(Exercise): Select all lines in the records that include "content".
╭─ Data provided
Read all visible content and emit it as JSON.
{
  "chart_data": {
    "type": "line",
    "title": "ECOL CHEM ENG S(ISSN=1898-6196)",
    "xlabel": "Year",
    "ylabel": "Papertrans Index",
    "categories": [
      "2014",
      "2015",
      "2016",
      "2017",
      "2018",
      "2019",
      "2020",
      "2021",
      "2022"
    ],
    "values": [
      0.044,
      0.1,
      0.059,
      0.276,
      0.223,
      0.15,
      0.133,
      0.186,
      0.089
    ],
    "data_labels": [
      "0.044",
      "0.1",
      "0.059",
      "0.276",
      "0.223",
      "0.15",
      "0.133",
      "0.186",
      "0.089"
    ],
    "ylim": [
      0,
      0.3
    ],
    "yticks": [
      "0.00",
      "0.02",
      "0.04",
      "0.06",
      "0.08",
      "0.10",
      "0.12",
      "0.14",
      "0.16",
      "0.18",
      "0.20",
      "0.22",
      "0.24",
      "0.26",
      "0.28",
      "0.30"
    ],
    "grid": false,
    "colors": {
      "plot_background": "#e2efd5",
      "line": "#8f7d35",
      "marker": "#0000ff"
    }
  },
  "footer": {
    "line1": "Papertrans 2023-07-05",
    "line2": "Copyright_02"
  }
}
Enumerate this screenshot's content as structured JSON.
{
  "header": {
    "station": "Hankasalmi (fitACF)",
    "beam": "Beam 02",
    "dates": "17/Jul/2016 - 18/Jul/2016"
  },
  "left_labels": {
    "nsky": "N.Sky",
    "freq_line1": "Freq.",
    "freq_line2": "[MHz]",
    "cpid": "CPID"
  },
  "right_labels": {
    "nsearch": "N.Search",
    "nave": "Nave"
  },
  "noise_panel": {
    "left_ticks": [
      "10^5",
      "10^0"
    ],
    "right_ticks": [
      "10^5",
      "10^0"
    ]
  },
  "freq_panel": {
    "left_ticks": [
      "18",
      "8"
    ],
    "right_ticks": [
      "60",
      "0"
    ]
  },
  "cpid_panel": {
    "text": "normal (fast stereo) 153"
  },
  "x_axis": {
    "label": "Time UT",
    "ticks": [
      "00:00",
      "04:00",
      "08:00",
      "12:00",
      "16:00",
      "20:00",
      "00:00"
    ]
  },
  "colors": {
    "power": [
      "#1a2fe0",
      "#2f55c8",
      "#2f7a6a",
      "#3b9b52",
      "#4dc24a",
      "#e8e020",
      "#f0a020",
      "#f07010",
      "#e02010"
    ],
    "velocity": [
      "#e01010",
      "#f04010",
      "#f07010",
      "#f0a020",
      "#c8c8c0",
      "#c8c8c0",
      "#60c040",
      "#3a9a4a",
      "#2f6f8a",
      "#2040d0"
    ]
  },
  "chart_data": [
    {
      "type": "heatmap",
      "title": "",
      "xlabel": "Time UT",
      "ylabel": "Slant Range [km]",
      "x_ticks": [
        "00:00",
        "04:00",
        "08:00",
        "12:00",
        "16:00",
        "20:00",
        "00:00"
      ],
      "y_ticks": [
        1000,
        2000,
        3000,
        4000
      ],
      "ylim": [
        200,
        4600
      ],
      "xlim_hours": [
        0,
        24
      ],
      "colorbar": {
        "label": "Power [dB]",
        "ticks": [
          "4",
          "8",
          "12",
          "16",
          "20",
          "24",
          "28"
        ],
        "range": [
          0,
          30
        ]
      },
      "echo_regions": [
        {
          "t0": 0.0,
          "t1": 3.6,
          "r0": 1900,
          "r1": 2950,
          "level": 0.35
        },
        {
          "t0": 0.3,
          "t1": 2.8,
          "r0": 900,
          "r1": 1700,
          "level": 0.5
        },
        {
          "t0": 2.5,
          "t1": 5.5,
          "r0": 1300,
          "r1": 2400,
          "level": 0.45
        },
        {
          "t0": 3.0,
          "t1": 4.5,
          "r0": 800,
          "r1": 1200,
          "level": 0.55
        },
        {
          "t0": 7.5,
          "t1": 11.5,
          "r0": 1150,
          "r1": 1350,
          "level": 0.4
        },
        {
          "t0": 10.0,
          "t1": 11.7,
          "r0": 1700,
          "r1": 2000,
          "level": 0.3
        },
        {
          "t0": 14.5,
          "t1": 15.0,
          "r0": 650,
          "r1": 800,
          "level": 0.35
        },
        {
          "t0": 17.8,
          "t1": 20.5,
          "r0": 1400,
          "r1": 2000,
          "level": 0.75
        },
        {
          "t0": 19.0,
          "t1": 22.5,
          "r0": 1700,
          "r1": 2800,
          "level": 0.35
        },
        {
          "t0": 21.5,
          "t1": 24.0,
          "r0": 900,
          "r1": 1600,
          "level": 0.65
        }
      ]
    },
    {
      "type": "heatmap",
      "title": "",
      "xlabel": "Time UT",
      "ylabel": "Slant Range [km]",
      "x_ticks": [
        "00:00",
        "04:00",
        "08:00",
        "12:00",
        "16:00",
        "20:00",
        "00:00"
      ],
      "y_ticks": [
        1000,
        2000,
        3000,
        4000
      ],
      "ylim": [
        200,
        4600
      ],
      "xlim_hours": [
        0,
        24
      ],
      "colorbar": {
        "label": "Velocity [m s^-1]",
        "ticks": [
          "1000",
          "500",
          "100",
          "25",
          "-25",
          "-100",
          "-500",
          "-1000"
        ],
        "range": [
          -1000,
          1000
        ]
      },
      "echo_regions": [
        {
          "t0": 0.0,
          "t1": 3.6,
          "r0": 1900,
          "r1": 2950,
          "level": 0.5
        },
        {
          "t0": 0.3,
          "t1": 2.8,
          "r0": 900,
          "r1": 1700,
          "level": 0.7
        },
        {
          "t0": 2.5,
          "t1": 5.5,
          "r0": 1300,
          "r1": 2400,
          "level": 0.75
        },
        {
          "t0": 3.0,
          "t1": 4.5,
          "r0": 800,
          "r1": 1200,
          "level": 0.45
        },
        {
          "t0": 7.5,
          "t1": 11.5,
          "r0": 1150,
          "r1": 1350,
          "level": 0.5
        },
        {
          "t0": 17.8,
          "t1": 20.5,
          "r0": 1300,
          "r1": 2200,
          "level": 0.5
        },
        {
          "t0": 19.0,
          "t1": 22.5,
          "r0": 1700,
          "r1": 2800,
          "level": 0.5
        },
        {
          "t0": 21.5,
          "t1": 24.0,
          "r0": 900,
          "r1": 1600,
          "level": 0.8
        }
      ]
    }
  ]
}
╰─
(Finished task):
Read all visible content and emit it as JSON.
Enumerate this screenshot's content as structured JSON.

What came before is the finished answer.